Restate the records in their entirety, word for word.

-- Begin Recorded data --

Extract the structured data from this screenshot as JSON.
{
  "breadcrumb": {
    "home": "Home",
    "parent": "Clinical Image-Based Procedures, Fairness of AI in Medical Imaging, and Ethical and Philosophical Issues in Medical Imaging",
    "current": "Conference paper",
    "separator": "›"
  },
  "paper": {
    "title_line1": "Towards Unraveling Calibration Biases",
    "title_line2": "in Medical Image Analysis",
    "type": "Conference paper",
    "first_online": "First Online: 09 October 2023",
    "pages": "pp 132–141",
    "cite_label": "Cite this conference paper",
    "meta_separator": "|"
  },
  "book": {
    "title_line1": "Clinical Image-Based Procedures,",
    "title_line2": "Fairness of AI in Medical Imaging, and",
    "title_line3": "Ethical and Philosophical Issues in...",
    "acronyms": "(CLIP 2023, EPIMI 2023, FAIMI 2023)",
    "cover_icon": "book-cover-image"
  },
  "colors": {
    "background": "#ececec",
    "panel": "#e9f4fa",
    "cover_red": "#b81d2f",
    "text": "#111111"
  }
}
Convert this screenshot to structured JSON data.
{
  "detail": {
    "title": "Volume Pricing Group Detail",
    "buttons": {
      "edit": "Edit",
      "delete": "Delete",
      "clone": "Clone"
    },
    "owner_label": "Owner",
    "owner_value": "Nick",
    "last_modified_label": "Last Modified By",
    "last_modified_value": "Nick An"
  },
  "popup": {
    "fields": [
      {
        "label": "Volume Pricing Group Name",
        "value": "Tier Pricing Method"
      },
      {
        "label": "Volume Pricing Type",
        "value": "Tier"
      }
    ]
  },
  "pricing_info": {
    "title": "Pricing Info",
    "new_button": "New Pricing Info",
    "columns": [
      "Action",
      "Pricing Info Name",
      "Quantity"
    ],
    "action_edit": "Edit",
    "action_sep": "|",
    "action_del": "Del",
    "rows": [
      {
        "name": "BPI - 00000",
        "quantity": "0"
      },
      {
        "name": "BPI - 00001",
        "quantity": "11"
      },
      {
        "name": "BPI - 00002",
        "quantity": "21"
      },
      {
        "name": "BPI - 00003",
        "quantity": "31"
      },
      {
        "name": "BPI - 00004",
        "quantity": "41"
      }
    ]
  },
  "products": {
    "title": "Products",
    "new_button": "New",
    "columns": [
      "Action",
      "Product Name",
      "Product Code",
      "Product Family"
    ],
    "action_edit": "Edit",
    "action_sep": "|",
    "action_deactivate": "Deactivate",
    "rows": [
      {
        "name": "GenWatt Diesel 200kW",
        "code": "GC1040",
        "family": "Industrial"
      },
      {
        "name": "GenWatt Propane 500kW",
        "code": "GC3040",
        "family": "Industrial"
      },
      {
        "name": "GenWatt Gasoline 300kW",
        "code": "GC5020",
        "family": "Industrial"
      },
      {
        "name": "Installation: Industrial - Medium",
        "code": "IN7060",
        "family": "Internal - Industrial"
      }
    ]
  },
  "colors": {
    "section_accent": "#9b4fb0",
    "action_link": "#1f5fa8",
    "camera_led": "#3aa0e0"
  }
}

-- End Recorded data --

» Problem solution:
Extract the structured data from this screenshot as JSON.
{
  "breadcrumb": {
    "home": "Home",
    "parent": "Clinical Image-Based Procedures, Fairness of AI in Medical Imaging, and Ethical and Philosophical Issues in Medical Imaging",
    "current": "Conference paper",
    "separator": "›"
  },
  "paper": {
    "title_line1": "Towards Unraveling Calibration Biases",
    "title_line2": "in Medical Image Analysis",
    "type": "Conference paper",
    "first_online": "First Online: 09 October 2023",
    "pages": "pp 132–141",
    "cite_label": "Cite this conference paper",
    "meta_separator": "|"
  },
  "book": {
    "title_line1": "Clinical Image-Based Procedures,",
    "title_line2": "Fairness of AI in Medical Imaging, and",
    "title_line3": "Ethical and Philosophical Issues in...",
    "acronyms": "(CLIP 2023, EPIMI 2023, FAIMI 2023)",
    "cover_icon": "book-cover-image"
  },
  "colors": {
    "background": "#ececec",
    "panel": "#e9f4fa",
    "cover_red": "#b81d2f",
    "text": "#111111"
  }
}
Convert this screenshot to structured JSON data.
{
  "detail": {
    "title": "Volume Pricing Group Detail",
    "buttons": {
      "edit": "Edit",
      "delete": "Delete",
      "clone": "Clone"
    },
    "owner_label": "Owner",
    "owner_value": "Nick",
    "last_modified_label": "Last Modified By",
    "last_modified_value": "Nick An"
  },
  "popup": {
    "fields": [
      {
        "label": "Volume Pricing Group Name",
        "value": "Tier Pricing Method"
      },
      {
        "label": "Volume Pricing Type",
        "value": "Tier"
      }
    ]
  },
  "pricing_info": {
    "title": "Pricing Info",
    "new_button": "New Pricing Info",
    "columns": [
      "Action",
      "Pricing Info Name",
      "Quantity"
    ],
    "action_edit": "Edit",
    "action_sep": "|",
    "action_del": "Del",
    "rows": [
      {
        "name": "BPI - 00000",
        "quantity": "0"
      },
      {
        "name": "BPI - 00001",
        "quantity": "11"
      },
      {
        "name": "BPI - 00002",
        "quantity": "21"
      },
      {
        "name": "BPI - 00003",
        "quantity": "31"
      },
      {
        "name": "BPI - 00004",
        "quantity": "41"
      }
    ]
  },
  "products": {
    "title": "Products",
    "new_button": "New",
    "columns": [
      "Action",
      "Product Name",
      "Product Code",
      "Product Family"
    ],
    "action_edit": "Edit",
    "action_sep": "|",
    "action_deactivate": "Deactivate",
    "rows": [
      {
        "name": "GenWatt Diesel 200kW",
        "code": "GC1040",
        "family": "Industrial"
      },
      {
        "name": "GenWatt Propane 500kW",
        "code": "GC3040",
        "family": "Industrial"
      },
      {
        "name": "GenWatt Gasoline 300kW",
        "code": "GC5020",
        "family": "Industrial"
      },
      {
        "name": "Installation: Industrial - Medium",
        "code": "IN7060",
        "family": "Internal - Industrial"
      }
    ]
  },
  "colors": {
    "section_accent": "#9b4fb0",
    "action_link": "#1f5fa8",
    "camera_led": "#3aa0e0"
  }
}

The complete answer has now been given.